— Stated problem —
Exclude the pictures, then copy all remaining records exactly.

Raw records:

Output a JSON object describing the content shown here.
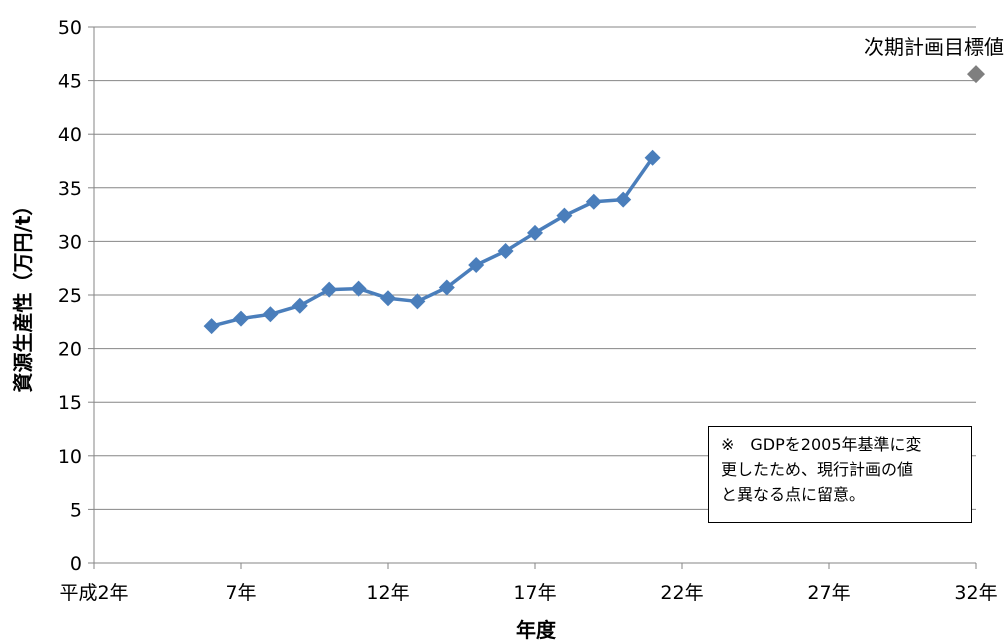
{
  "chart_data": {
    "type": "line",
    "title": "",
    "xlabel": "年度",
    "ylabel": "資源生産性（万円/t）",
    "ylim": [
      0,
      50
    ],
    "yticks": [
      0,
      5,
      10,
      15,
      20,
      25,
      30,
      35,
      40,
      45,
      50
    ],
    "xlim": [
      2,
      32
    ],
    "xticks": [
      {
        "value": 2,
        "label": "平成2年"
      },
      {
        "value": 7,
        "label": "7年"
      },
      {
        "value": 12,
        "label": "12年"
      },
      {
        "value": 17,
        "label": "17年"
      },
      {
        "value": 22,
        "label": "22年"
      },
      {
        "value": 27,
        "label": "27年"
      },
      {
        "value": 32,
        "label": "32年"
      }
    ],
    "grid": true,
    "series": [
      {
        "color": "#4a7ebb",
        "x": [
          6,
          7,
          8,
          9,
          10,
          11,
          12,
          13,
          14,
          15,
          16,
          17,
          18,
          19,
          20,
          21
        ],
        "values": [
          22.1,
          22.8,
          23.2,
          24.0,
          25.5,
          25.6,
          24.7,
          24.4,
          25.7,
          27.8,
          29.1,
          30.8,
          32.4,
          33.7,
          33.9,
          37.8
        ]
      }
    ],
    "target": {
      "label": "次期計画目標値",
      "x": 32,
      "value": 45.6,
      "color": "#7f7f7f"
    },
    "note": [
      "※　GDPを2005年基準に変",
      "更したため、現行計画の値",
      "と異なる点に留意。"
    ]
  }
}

— Answer to the exercise —
Output a JSON object describing the content shown here.
{
  "chart_data": {
    "type": "line",
    "title": "",
    "xlabel": "年度",
    "ylabel": "資源生産性（万円/t）",
    "ylim": [
      0,
      50
    ],
    "yticks": [
      0,
      5,
      10,
      15,
      20,
      25,
      30,
      35,
      40,
      45,
      50
    ],
    "xlim": [
      2,
      32
    ],
    "xticks": [
      {
        "value": 2,
        "label": "平成2年"
      },
      {
        "value": 7,
        "label": "7年"
      },
      {
        "value": 12,
        "label": "12年"
      },
      {
        "value": 17,
        "label": "17年"
      },
      {
        "value": 22,
        "label": "22年"
      },
      {
        "value": 27,
        "label": "27年"
      },
      {
        "value": 32,
        "label": "32年"
      }
    ],
    "grid": true,
    "series": [
      {
        "color": "#4a7ebb",
        "x": [
          6,
          7,
          8,
          9,
          10,
          11,
          12,
          13,
          14,
          15,
          16,
          17,
          18,
          19,
          20,
          21
        ],
        "values": [
          22.1,
          22.8,
          23.2,
          24.0,
          25.5,
          25.6,
          24.7,
          24.4,
          25.7,
          27.8,
          29.1,
          30.8,
          32.4,
          33.7,
          33.9,
          37.8
        ]
      }
    ],
    "target": {
      "label": "次期計画目標値",
      "x": 32,
      "value": 45.6,
      "color": "#7f7f7f"
    },
    "note": [
      "※　GDPを2005年基準に変",
      "更したため、現行計画の値",
      "と異なる点に留意。"
    ]
  }
}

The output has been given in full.